### Problems
a – From the fuel cell discussion, copy out the passage that starts at the words "BEV is secondary" and ends after the words "per square meter?".
b – In the fuel cell discussion, how much hydrogen can 700 bar tanks carry?

At Blue-O Technology, we have solved the decade of proton exchange membrane. It is the electrode performance issue for HDV application.
DMFC has substantial scientific problem of poisoning of catalysts in membrane electrodes. It is not what we wanted, but whether we have the scientific mean to utilize it.
Regarding hydrogen storage, this is not a huge issue if we consider it’s vast portability. 700 bar tanks can carry 10 kg H2 and it can provide ~1000 km.
BEV is secondary battery technology, and HFCEV is primary generator that will lead Zero emission vehicles in next 5-10 years.
700bar is about 10,500 psi (FREEDOM!).
That’s not crazy high, about equal to the maximum barrel pressure in a 22LR rifle. Not even close to a 30-06.
You drive that rolling bomb, not me.
I’ll be the dude passing you in a thumping V8.
Dont worry chicken little, its not as scary as you think.
https://youtu.be/jVeagFmmwA0
> we have solved the decade of proton exchange membrane.
So share with the class where to order a decent proton membrane for acceptable price. What is the price per square meter?
> DMFC has substantial scientific problem of poisoning of catalysts in membrane electrodes.

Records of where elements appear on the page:

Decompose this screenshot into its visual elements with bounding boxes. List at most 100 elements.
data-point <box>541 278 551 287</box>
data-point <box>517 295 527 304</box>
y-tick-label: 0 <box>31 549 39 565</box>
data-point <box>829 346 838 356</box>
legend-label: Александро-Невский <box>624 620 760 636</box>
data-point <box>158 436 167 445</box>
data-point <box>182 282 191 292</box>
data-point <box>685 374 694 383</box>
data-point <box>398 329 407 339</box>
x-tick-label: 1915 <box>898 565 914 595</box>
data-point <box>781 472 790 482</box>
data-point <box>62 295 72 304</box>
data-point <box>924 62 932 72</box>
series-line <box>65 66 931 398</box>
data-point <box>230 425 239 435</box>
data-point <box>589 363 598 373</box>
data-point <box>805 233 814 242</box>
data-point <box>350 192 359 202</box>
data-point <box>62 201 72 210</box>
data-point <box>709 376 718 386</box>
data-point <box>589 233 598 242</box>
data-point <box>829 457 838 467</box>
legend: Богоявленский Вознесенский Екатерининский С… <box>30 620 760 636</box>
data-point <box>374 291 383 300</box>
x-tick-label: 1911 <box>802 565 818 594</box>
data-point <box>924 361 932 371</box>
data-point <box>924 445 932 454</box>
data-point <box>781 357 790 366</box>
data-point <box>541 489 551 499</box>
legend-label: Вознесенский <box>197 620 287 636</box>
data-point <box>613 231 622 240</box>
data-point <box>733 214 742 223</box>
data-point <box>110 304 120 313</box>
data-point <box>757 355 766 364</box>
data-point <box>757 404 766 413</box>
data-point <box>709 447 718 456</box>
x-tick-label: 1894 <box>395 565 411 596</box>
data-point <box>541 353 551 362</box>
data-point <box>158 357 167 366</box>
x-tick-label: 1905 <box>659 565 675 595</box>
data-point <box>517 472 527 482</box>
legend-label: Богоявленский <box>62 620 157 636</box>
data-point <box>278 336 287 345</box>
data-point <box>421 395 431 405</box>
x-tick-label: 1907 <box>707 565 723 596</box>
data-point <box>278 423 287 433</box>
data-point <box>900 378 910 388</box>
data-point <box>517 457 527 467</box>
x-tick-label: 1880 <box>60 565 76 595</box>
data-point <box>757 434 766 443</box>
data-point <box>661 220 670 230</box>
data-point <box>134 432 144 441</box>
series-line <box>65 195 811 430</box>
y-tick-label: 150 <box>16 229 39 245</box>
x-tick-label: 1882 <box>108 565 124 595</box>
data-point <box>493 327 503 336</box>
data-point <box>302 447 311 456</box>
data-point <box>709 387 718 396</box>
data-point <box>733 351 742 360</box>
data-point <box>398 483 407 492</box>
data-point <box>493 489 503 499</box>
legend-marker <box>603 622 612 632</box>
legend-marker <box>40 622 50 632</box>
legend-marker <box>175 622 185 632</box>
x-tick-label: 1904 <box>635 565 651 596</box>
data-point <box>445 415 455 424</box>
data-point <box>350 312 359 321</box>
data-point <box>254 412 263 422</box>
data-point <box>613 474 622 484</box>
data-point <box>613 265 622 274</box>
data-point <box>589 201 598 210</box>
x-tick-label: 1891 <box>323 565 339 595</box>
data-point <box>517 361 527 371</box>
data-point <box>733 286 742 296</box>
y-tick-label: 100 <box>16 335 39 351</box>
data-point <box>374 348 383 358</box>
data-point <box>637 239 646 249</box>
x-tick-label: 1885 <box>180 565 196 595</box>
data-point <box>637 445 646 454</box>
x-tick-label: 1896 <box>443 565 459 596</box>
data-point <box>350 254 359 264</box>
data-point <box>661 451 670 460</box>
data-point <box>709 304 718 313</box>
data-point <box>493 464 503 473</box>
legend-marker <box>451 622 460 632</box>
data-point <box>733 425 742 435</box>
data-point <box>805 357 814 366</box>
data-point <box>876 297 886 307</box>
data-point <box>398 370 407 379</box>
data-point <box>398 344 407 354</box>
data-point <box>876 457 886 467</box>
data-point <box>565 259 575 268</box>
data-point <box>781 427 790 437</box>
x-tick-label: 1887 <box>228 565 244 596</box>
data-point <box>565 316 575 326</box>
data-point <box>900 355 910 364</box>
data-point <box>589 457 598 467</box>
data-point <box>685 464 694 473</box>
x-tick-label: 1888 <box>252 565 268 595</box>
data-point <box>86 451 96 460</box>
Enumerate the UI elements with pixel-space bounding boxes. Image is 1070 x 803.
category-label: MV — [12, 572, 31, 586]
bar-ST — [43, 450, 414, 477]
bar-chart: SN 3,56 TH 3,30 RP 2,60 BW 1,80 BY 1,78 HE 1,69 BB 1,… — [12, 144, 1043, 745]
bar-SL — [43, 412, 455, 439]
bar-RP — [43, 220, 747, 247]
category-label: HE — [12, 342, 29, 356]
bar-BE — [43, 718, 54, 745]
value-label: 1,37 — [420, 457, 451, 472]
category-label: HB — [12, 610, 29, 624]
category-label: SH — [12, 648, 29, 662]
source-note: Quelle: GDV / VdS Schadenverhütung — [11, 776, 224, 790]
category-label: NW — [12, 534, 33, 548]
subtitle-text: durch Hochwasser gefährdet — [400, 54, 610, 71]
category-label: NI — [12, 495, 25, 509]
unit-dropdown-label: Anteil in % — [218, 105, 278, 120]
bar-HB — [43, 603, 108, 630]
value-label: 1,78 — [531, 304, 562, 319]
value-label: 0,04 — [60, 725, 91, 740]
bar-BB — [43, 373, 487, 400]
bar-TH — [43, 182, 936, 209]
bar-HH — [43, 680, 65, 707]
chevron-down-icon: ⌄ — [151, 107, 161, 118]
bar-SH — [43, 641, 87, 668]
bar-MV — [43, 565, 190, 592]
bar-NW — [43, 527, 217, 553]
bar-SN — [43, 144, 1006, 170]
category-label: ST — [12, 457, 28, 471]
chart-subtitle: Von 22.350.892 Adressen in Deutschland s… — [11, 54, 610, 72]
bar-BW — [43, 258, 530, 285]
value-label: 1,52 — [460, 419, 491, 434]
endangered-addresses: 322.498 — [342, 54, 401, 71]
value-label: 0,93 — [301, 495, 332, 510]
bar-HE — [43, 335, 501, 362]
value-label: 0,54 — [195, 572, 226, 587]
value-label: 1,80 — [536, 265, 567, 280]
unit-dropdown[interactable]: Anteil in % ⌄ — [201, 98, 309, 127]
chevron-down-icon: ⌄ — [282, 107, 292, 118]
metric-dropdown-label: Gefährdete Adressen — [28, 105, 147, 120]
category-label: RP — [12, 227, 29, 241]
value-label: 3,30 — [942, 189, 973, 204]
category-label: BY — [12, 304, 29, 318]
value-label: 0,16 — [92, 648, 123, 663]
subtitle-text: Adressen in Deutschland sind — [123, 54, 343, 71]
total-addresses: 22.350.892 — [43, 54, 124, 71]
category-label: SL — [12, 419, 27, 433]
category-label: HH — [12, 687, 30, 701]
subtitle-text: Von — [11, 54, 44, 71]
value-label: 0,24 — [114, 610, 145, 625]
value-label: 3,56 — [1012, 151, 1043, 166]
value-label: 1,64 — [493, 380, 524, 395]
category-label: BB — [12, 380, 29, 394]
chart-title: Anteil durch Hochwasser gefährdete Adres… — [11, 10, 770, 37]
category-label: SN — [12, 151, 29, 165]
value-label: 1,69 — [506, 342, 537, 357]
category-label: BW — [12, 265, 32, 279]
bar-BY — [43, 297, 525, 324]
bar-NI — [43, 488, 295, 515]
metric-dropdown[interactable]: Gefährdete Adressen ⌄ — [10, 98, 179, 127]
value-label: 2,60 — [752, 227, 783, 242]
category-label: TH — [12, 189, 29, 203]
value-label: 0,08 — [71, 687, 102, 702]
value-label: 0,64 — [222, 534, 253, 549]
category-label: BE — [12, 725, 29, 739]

### Responses for each task
a –
BEV is secondary battery technology, and HFCEV is primary generator that will lead Zero emission vehicles in next 5-10 years.
700bar is about 10,500 psi (FREEDOM!).
That’s not crazy high, about equal to the maximum barrel pressure in a 22LR rifle. Not even close to a 30-06.
You drive that rolling bomb, not me.
I’ll be the dude passing you in a thumping V8.
Dont worry chicken little, its not as scary as you think.
https://youtu.be/jVeagFmmwA0
> we have solved the decade of proton exchange membrane.
So share with the class where to order a decent proton membrane for acceptable price. What is the price per square meter?

b – 10 kg of H2.